(What needs to be done)
Find all lines in the records that include the word "text", and copy them out.
===== Task material
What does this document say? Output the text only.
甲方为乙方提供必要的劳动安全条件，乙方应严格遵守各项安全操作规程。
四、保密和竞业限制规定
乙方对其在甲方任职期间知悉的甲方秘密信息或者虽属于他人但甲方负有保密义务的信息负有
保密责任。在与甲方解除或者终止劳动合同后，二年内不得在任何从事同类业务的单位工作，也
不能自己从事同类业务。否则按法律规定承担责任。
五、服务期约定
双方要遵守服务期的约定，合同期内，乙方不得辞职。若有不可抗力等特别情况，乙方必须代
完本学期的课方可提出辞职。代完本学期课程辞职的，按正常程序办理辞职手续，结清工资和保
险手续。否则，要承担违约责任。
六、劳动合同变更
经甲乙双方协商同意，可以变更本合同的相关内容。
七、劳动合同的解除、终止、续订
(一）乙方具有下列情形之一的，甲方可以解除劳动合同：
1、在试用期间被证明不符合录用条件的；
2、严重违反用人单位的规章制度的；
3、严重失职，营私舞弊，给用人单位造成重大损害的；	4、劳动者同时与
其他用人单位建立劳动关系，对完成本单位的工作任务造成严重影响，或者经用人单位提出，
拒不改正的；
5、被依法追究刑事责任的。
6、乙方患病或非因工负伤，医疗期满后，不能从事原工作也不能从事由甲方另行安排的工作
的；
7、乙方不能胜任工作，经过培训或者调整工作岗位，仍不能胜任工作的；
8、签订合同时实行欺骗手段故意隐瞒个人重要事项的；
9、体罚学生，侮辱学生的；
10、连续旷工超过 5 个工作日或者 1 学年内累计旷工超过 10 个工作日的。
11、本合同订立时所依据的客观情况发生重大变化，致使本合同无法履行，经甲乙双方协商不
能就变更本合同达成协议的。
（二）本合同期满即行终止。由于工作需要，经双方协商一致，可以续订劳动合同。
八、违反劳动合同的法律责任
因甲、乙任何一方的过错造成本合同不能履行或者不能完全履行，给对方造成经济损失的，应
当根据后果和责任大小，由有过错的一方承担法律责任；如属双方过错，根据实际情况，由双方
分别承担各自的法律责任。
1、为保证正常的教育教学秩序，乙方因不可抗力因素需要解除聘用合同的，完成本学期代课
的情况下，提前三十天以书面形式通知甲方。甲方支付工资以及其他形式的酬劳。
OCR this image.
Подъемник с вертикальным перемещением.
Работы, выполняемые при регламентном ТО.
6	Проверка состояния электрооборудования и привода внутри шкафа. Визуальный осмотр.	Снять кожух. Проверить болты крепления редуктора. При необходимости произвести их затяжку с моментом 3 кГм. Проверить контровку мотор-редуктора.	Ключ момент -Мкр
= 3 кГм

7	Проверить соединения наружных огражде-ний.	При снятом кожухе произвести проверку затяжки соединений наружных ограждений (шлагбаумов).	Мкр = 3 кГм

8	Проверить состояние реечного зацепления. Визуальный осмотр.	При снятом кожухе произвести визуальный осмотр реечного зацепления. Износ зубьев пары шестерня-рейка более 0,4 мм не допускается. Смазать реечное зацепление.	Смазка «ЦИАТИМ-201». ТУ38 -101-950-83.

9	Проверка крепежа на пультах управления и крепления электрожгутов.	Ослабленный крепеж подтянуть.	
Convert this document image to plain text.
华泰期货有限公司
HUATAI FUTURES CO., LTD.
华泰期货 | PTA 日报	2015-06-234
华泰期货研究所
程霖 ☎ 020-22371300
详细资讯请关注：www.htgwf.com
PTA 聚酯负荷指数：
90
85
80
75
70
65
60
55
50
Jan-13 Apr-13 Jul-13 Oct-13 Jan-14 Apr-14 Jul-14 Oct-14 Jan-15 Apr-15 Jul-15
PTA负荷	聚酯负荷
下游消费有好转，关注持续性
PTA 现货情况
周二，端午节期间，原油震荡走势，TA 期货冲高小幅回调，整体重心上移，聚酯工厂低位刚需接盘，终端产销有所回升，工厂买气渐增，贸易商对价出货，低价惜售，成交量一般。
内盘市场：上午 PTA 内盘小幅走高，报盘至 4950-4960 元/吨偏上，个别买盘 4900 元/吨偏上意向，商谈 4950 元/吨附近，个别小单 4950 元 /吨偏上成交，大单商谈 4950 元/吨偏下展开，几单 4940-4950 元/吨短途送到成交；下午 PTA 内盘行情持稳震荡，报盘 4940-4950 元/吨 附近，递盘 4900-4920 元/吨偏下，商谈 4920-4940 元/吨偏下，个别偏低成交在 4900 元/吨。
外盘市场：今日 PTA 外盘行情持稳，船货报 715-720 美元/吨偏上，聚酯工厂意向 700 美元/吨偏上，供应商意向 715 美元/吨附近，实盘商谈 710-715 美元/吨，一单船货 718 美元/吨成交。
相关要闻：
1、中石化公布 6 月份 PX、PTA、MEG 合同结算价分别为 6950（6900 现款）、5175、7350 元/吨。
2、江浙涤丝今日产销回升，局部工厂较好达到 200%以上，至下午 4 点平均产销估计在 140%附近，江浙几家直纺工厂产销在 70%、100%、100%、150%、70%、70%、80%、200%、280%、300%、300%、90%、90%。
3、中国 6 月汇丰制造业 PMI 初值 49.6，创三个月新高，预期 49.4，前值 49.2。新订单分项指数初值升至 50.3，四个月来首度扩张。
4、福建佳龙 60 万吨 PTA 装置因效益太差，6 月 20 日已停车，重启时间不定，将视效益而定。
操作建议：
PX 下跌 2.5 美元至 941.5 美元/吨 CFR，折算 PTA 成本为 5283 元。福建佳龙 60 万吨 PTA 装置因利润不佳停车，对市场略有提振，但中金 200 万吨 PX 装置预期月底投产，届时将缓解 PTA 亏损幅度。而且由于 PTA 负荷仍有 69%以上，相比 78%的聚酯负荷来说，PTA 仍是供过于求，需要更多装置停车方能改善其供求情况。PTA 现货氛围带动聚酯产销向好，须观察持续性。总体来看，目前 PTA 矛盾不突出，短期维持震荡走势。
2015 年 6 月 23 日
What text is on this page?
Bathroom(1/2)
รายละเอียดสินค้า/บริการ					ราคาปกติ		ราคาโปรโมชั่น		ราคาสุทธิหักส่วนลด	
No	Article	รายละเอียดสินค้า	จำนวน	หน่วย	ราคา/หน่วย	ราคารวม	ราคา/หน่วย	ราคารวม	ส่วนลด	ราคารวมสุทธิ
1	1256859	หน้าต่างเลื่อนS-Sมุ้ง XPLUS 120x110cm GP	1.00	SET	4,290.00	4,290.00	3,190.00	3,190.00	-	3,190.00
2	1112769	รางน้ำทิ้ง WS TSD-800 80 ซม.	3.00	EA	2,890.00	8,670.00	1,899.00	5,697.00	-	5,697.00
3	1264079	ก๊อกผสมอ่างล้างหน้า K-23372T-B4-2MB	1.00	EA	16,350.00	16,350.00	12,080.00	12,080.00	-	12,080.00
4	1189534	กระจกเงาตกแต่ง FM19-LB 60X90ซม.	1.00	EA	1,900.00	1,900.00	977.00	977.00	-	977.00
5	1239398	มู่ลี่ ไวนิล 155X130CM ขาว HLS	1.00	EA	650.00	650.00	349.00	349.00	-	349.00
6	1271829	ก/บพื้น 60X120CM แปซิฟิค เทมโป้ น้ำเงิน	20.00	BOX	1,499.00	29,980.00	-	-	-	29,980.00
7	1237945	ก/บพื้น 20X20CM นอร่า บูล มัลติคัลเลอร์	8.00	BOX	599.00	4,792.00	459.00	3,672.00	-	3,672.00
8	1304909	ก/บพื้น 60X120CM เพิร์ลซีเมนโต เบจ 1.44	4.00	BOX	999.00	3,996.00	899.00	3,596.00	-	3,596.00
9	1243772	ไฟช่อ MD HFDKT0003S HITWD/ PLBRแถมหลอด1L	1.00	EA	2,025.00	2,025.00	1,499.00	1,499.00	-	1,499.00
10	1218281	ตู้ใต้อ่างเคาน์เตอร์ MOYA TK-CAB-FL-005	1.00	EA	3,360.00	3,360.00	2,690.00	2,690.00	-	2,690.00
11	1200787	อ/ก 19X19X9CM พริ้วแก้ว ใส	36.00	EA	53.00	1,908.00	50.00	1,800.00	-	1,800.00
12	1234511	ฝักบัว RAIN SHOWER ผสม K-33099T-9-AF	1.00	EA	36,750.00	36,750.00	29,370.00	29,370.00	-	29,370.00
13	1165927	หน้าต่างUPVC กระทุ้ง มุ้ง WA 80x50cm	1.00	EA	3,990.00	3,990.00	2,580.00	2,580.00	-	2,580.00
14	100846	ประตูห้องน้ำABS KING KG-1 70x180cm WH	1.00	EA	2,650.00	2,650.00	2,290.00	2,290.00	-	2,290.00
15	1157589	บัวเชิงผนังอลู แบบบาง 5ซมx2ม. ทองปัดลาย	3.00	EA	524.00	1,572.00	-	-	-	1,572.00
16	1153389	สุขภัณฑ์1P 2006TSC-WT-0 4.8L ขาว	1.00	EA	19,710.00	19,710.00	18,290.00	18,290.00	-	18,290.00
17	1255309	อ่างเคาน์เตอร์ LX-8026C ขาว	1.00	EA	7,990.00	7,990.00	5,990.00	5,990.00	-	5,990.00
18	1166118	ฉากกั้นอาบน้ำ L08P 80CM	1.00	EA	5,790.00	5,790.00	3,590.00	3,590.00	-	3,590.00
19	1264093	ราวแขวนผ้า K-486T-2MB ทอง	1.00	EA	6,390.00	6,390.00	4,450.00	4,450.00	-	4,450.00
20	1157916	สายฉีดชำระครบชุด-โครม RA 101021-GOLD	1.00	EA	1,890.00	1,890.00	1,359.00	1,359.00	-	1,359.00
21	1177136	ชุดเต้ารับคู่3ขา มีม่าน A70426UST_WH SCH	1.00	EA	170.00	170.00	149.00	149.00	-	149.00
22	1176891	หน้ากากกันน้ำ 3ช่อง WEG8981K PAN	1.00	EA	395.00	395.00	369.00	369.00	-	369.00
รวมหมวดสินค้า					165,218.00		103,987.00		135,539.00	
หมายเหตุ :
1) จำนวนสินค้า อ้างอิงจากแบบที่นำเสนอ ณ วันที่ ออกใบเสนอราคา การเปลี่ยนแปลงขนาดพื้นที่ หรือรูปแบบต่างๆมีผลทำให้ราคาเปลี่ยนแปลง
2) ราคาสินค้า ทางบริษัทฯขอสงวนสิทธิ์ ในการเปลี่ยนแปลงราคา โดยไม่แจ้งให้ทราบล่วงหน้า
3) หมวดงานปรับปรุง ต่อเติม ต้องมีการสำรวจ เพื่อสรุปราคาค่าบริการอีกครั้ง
==========
(Task solution)
What does this document say? Output the text only.
Convert this document image to plain text.
What text is on this page?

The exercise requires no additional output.